───── SUPPLIED DATA ─────

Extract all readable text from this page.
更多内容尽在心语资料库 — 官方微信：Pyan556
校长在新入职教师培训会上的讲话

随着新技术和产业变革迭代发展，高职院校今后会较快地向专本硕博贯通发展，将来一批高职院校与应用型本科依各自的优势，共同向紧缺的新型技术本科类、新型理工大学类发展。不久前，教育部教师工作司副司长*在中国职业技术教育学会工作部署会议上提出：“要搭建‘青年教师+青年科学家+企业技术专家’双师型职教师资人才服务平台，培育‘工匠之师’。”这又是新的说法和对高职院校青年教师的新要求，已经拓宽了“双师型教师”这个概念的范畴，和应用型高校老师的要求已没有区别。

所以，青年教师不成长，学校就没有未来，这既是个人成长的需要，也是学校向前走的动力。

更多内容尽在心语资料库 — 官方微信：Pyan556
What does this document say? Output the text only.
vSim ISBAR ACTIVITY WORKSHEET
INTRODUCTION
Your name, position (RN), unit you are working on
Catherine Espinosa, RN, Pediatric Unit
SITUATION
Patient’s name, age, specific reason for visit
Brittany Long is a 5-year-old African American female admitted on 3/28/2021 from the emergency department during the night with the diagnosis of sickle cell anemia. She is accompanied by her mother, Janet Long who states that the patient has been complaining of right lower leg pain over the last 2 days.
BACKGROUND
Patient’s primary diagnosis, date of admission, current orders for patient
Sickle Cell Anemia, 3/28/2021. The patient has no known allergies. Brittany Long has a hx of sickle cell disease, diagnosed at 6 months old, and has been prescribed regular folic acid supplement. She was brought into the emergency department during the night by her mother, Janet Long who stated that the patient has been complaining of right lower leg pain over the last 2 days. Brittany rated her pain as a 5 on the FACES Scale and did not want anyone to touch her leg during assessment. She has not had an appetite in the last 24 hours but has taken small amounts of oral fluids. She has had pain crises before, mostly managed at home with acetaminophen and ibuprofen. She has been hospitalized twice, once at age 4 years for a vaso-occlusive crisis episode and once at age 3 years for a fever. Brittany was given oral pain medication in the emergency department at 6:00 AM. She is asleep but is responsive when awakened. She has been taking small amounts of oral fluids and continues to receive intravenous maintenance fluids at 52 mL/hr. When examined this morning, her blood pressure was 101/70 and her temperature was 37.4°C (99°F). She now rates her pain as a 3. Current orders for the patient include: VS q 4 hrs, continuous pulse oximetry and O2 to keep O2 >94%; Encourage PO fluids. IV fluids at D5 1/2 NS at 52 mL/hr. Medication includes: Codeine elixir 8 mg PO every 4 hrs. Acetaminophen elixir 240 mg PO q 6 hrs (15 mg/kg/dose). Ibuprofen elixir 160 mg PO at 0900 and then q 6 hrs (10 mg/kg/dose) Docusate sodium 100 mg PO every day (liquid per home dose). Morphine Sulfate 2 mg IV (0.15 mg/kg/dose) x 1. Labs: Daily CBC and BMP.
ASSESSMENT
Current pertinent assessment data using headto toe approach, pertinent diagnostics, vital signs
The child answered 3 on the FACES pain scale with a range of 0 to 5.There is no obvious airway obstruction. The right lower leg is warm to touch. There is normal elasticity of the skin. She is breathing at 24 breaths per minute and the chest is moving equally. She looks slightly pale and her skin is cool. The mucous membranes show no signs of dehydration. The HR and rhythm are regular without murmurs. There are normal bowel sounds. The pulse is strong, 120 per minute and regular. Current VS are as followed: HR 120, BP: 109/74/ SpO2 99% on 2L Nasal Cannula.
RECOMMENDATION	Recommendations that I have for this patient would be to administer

─────

## TO BE DONE
Every record shown above should be written out again exactly.

## CORRECT RESPONSE
Extract all readable text from this page.
更多内容尽在心语资料库 — 官方微信：Pyan556
校长在新入职教师培训会上的讲话

随着新技术和产业变革迭代发展，高职院校今后会较快地向专本硕博贯通发展，将来一批高职院校与应用型本科依各自的优势，共同向紧缺的新型技术本科类、新型理工大学类发展。不久前，教育部教师工作司副司长*在中国职业技术教育学会工作部署会议上提出：“要搭建‘青年教师+青年科学家+企业技术专家’双师型职教师资人才服务平台，培育‘工匠之师’。”这又是新的说法和对高职院校青年教师的新要求，已经拓宽了“双师型教师”这个概念的范畴，和应用型高校老师的要求已没有区别。

所以，青年教师不成长，学校就没有未来，这既是个人成长的需要，也是学校向前走的动力。

更多内容尽在心语资料库 — 官方微信：Pyan556
What does this document say? Output the text only.
vSim ISBAR ACTIVITY WORKSHEET
INTRODUCTION
Your name, position (RN), unit you are working on
Catherine Espinosa, RN, Pediatric Unit
SITUATION
Patient’s name, age, specific reason for visit
Brittany Long is a 5-year-old African American female admitted on 3/28/2021 from the emergency department during the night with the diagnosis of sickle cell anemia. She is accompanied by her mother, Janet Long who states that the patient has been complaining of right lower leg pain over the last 2 days.
BACKGROUND
Patient’s primary diagnosis, date of admission, current orders for patient
Sickle Cell Anemia, 3/28/2021. The patient has no known allergies. Brittany Long has a hx of sickle cell disease, diagnosed at 6 months old, and has been prescribed regular folic acid supplement. She was brought into the emergency department during the night by her mother, Janet Long who stated that the patient has been complaining of right lower leg pain over the last 2 days. Brittany rated her pain as a 5 on the FACES Scale and did not want anyone to touch her leg during assessment. She has not had an appetite in the last 24 hours but has taken small amounts of oral fluids. She has had pain crises before, mostly managed at home with acetaminophen and ibuprofen. She has been hospitalized twice, once at age 4 years for a vaso-occlusive crisis episode and once at age 3 years for a fever. Brittany was given oral pain medication in the emergency department at 6:00 AM. She is asleep but is responsive when awakened. She has been taking small amounts of oral fluids and continues to receive intravenous maintenance fluids at 52 mL/hr. When examined this morning, her blood pressure was 101/70 and her temperature was 37.4°C (99°F). She now rates her pain as a 3. Current orders for the patient include: VS q 4 hrs, continuous pulse oximetry and O2 to keep O2 >94%; Encourage PO fluids. IV fluids at D5 1/2 NS at 52 mL/hr. Medication includes: Codeine elixir 8 mg PO every 4 hrs. Acetaminophen elixir 240 mg PO q 6 hrs (15 mg/kg/dose). Ibuprofen elixir 160 mg PO at 0900 and then q 6 hrs (10 mg/kg/dose) Docusate sodium 100 mg PO every day (liquid per home dose). Morphine Sulfate 2 mg IV (0.15 mg/kg/dose) x 1. Labs: Daily CBC and BMP.
ASSESSMENT
Current pertinent assessment data using headto toe approach, pertinent diagnostics, vital signs
The child answered 3 on the FACES pain scale with a range of 0 to 5.There is no obvious airway obstruction. The right lower leg is warm to touch. There is normal elasticity of the skin. She is breathing at 24 breaths per minute and the chest is moving equally. She looks slightly pale and her skin is cool. The mucous membranes show no signs of dehydration. The HR and rhythm are regular without murmurs. There are normal bowel sounds. The pulse is strong, 120 per minute and regular. Current VS are as followed: HR 120, BP: 109/74/ SpO2 99% on 2L Nasal Cannula.
RECOMMENDATION	Recommendations that I have for this patient would be to administer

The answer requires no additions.